__EXERCISE INSTRUCTIONS__. Locate the word "Подача" in the material, then show every line that holds it.

[Begin SOURCE RECORDS]

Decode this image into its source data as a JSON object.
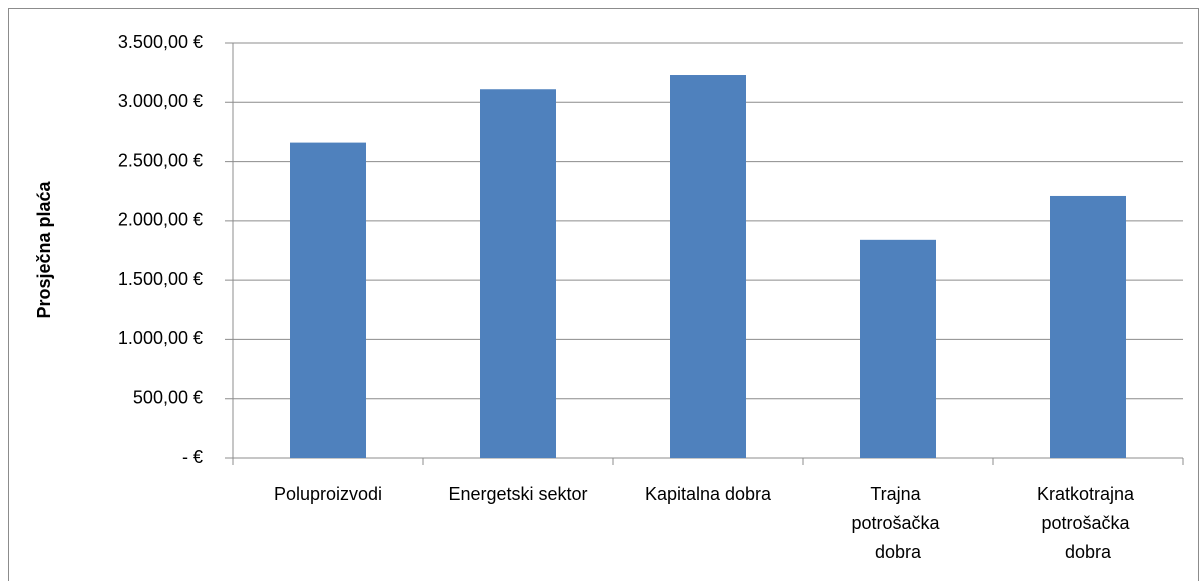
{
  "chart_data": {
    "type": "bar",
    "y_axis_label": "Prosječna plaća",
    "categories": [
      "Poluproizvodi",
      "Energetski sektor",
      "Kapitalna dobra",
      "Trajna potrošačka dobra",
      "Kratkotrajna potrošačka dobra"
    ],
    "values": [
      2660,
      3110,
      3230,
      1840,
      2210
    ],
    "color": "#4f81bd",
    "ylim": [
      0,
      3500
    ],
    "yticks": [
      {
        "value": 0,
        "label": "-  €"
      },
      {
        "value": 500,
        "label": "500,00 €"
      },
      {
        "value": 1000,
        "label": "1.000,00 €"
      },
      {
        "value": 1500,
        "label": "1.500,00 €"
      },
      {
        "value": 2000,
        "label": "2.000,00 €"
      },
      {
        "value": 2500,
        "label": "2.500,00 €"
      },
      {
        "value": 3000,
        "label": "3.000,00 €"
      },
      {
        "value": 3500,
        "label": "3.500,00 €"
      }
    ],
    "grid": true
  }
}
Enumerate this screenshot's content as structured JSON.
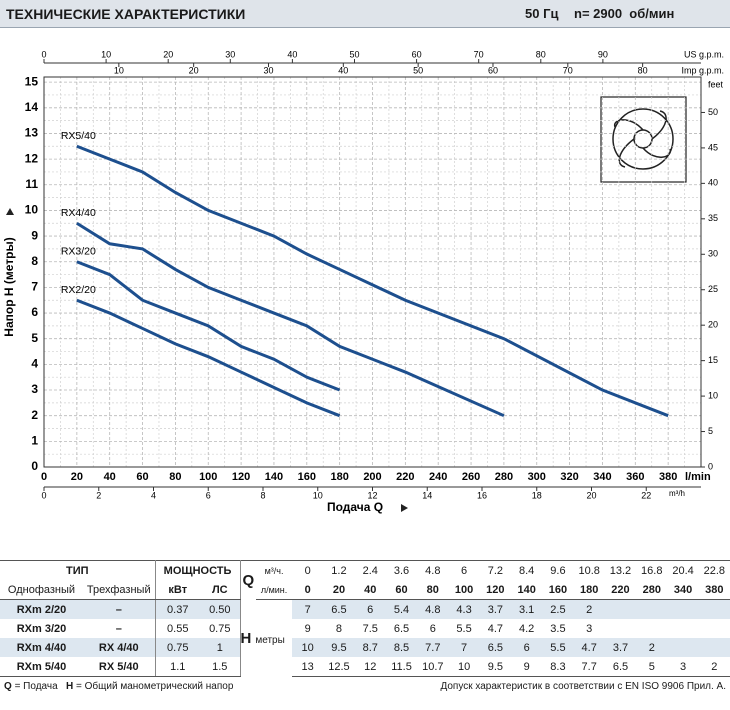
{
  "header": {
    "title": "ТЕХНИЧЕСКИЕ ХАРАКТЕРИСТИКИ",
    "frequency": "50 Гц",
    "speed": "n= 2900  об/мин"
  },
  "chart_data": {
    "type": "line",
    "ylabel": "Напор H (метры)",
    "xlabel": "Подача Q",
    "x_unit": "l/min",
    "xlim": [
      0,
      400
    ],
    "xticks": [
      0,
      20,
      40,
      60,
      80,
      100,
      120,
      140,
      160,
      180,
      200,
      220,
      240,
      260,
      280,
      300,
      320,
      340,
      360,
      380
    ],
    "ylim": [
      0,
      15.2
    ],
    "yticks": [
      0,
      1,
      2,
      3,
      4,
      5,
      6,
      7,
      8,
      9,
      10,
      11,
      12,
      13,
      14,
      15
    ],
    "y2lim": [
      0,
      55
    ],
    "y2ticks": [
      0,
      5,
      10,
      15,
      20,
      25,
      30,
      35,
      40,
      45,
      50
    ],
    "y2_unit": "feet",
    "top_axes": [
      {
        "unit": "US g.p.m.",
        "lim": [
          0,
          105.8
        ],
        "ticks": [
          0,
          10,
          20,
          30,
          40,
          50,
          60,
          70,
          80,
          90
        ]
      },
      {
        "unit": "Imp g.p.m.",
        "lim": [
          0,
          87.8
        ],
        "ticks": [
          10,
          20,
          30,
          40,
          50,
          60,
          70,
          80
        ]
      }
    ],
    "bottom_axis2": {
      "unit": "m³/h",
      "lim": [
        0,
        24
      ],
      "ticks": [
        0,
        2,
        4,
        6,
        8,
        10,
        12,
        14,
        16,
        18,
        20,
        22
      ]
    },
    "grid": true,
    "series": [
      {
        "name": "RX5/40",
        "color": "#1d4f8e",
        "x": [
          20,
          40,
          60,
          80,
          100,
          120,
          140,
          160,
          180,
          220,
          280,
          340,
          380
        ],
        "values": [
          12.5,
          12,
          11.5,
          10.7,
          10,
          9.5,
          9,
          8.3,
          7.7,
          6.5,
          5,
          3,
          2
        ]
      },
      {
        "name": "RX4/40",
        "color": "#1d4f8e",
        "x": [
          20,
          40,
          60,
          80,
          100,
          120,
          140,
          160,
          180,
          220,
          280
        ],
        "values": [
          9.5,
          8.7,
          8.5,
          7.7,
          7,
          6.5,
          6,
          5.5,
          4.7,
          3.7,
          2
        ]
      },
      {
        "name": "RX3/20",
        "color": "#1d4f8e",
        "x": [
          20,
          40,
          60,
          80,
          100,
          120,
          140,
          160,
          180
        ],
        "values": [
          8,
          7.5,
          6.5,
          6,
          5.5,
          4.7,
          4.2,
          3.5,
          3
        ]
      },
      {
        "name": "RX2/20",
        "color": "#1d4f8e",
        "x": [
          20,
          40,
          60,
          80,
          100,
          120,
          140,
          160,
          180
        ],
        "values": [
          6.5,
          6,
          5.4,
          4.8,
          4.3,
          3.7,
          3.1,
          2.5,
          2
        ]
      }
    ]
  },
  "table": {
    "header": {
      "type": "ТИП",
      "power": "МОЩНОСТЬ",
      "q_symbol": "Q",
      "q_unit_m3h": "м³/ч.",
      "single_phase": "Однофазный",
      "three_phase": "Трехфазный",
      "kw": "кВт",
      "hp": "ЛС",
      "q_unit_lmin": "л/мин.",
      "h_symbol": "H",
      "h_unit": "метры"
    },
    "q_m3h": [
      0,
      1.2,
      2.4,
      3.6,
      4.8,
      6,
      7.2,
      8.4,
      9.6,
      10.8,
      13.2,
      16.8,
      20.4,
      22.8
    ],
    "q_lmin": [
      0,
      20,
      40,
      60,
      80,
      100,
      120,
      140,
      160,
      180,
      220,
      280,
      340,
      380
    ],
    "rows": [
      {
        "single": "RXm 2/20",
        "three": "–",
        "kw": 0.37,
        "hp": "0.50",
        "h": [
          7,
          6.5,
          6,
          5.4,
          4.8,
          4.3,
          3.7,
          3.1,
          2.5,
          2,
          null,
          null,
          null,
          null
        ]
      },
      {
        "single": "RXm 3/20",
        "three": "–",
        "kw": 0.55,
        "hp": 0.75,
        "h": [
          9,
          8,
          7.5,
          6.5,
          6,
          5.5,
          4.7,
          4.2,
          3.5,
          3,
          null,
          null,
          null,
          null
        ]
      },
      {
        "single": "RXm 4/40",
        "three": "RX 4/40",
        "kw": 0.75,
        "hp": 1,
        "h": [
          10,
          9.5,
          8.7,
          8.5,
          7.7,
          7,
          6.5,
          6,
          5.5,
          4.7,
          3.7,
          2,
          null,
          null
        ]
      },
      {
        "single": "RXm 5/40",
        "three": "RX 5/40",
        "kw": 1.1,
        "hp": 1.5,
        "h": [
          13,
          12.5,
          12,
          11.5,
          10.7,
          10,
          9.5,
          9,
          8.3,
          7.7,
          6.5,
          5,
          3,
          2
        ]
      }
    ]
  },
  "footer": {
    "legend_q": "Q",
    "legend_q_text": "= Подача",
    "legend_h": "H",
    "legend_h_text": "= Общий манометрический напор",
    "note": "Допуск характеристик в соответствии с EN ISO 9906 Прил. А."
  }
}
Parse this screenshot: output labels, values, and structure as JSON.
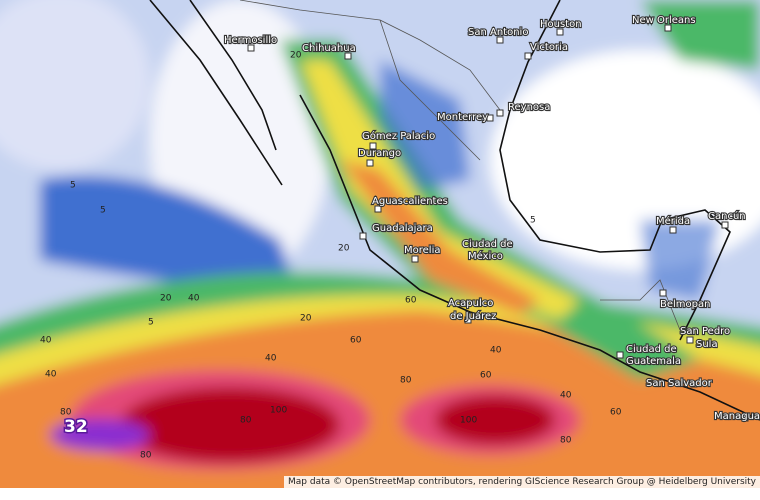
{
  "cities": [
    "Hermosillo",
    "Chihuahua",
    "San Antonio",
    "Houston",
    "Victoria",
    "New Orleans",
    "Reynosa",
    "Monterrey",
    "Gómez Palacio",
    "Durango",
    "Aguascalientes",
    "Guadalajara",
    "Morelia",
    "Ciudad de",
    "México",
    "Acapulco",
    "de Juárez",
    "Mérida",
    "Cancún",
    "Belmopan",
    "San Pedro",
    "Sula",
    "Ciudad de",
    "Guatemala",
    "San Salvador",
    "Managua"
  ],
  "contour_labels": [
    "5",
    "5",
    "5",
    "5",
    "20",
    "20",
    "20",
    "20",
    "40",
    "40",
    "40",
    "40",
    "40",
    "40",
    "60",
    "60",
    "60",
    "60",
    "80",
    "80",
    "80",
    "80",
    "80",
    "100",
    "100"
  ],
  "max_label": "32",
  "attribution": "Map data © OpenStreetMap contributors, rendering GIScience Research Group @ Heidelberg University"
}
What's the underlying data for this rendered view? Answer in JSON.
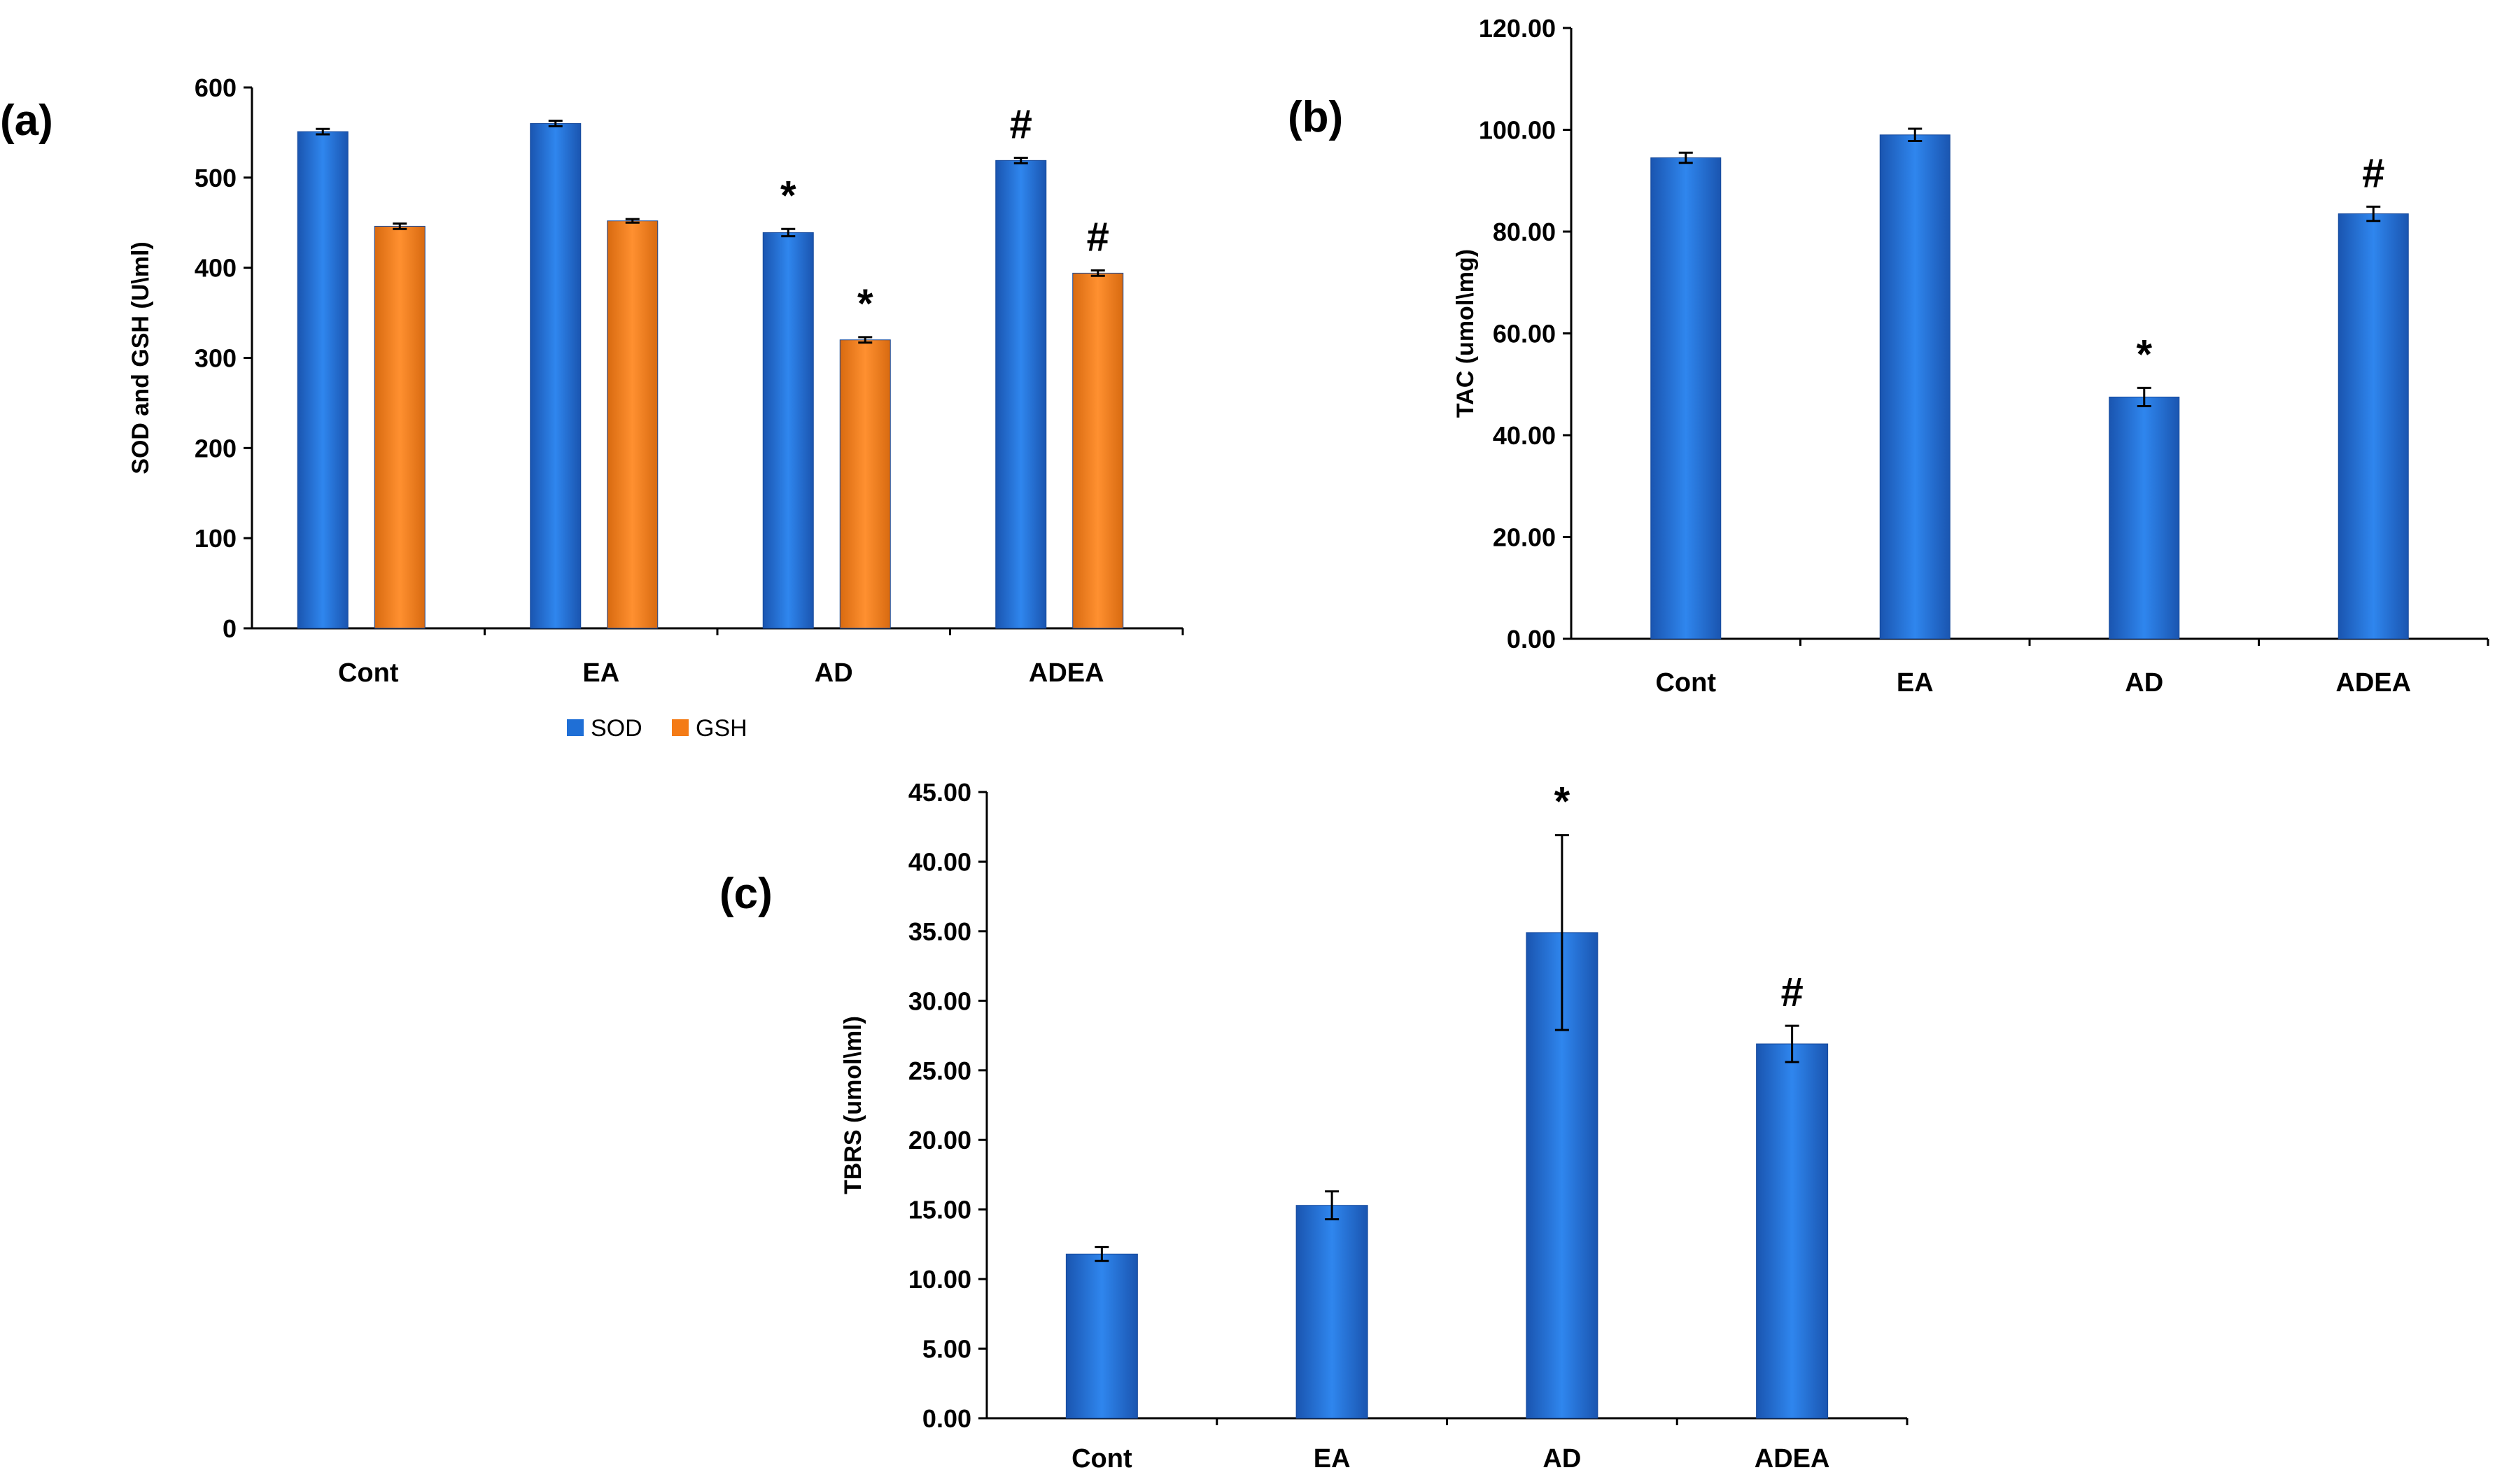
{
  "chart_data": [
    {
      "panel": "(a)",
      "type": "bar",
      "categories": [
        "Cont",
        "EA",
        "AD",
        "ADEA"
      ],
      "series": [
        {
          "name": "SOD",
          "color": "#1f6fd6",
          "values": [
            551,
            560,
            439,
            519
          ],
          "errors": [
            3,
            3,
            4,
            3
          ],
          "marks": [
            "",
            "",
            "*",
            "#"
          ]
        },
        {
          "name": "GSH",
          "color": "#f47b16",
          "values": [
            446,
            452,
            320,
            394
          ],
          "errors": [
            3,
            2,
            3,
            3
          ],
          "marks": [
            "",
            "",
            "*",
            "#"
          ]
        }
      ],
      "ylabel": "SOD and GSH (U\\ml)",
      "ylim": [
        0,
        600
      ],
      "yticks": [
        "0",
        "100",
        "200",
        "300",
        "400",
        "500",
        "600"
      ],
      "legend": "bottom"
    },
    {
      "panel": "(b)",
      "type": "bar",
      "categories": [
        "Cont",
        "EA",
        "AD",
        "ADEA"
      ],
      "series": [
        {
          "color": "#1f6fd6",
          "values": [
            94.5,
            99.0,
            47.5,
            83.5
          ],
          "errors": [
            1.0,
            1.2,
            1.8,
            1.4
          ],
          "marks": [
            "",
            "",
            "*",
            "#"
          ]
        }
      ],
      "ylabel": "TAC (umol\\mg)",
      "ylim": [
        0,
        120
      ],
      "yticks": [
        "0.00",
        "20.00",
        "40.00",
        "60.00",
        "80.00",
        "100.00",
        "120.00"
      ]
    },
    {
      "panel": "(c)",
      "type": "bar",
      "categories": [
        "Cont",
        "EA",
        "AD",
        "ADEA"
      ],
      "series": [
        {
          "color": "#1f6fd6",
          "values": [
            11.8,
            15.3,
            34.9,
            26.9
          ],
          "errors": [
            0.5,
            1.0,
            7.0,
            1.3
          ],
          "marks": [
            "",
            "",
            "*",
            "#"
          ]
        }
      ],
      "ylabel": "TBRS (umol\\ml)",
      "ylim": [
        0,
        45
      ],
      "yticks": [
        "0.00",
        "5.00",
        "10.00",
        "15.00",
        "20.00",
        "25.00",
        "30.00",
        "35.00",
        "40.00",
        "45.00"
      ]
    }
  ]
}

[End SOURCE RECORDS]

__WORKED SOLUTION__.
    "xlabel": "Подача Q",
    "legend_q_text": "= Подача",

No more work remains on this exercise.